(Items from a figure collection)
---------------

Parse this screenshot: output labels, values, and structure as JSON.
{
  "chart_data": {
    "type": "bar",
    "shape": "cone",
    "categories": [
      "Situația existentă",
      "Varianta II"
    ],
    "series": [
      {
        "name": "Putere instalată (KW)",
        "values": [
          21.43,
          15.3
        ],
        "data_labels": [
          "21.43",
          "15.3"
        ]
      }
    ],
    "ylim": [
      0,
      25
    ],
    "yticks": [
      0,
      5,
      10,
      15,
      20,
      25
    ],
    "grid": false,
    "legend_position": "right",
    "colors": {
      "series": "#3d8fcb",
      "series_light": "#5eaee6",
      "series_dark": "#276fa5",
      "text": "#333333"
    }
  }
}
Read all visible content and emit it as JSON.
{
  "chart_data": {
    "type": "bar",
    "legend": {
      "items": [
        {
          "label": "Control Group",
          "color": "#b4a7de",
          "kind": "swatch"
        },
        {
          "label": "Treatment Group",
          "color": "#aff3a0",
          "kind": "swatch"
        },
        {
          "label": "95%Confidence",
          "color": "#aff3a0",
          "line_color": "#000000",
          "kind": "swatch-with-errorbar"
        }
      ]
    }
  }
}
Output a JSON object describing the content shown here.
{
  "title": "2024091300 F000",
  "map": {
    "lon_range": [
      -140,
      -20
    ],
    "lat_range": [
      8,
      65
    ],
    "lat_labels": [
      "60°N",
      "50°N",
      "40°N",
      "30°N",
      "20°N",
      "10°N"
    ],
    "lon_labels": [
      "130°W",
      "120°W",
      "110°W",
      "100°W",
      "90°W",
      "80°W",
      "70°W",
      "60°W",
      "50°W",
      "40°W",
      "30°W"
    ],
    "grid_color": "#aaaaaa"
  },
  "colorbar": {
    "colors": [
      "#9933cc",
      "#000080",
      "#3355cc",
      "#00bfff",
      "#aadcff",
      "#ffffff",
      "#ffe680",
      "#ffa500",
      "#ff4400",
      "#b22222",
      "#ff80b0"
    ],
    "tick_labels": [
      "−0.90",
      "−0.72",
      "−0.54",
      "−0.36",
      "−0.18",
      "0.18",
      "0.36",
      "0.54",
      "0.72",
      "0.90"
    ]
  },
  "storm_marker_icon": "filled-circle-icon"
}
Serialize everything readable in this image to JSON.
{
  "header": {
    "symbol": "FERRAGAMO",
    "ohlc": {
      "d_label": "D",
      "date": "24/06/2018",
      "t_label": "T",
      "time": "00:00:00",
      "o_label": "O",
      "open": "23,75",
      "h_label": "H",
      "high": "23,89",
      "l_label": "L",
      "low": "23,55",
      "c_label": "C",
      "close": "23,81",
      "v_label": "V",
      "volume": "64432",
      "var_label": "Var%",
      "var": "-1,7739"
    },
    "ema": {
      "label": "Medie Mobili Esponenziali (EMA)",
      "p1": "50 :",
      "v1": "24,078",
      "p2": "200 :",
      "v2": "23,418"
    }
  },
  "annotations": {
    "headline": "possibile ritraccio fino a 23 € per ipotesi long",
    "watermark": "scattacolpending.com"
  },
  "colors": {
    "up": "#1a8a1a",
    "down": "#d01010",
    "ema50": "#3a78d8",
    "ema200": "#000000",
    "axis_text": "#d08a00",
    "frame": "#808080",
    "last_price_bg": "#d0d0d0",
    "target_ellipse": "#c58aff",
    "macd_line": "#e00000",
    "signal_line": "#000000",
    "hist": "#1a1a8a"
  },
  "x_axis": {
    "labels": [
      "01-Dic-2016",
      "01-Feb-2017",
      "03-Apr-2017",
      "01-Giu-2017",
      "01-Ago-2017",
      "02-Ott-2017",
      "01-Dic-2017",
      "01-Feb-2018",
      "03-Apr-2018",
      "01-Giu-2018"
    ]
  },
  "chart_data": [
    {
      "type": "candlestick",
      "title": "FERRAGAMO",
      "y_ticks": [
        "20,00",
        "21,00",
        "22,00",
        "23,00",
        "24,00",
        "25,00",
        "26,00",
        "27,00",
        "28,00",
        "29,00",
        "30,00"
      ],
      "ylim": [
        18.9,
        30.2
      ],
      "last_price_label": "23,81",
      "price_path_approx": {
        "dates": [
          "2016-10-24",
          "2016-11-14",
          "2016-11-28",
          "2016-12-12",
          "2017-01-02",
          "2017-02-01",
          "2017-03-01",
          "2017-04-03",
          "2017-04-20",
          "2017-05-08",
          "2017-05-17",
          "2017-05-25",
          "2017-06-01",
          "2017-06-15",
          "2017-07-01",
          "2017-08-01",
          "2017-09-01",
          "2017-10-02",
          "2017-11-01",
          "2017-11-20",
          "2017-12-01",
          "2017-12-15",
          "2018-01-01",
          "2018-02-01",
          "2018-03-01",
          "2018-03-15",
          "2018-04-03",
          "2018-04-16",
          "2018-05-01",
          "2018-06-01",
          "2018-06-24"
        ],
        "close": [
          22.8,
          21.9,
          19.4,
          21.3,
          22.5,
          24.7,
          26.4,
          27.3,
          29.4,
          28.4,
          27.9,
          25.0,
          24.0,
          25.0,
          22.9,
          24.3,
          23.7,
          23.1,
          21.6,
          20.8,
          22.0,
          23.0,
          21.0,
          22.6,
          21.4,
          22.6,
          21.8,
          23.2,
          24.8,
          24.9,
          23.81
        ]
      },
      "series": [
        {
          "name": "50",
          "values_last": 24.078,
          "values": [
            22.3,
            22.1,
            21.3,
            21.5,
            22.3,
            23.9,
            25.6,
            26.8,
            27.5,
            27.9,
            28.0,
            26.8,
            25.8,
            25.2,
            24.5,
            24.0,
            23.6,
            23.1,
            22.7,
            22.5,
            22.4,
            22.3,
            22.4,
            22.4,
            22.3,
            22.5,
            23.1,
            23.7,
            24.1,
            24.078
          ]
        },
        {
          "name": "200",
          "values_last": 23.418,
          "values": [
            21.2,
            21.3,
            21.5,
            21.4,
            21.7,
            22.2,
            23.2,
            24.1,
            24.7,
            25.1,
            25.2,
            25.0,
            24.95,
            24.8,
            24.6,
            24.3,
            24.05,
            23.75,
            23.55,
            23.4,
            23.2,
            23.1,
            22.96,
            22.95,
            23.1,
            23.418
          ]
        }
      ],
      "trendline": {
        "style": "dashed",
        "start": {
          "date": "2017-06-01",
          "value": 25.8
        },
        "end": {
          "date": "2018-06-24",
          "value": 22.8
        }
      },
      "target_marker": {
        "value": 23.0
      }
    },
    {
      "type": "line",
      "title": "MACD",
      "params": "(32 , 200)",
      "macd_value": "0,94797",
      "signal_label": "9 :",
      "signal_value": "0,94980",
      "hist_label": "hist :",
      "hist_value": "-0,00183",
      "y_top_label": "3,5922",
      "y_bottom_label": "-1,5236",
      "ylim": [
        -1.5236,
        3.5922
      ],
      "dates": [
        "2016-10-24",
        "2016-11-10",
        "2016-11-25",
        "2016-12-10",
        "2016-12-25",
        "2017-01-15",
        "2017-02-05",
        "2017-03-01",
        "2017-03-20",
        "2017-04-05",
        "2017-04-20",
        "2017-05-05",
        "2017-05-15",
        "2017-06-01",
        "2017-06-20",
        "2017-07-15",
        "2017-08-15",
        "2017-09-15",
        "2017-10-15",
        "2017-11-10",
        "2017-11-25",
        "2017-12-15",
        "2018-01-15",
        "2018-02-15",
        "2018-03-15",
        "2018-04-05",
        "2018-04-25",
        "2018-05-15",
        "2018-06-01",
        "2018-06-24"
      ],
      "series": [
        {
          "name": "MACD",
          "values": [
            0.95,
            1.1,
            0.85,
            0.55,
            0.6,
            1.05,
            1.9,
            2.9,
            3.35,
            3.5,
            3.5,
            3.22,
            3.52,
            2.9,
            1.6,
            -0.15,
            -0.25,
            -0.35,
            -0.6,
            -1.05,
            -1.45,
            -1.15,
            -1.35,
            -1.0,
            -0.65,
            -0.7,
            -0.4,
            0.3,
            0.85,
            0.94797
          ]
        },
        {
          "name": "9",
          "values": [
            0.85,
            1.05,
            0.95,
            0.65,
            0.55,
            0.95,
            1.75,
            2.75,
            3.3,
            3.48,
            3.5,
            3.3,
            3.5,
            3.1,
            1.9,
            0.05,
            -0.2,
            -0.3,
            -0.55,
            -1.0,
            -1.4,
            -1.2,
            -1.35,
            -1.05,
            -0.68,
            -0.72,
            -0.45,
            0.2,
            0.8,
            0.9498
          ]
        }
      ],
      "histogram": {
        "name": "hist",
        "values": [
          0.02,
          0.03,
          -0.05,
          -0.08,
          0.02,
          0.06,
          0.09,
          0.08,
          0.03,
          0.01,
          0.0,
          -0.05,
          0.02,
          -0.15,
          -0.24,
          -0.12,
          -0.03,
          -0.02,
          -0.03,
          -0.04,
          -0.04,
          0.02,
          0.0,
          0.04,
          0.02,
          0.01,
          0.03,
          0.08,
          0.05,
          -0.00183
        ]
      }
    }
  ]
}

---------------

Show every line of the listing in which the string "content" can be found.

Read all visible content and emit it as JSON.
Output a JSON object describing the content shown here.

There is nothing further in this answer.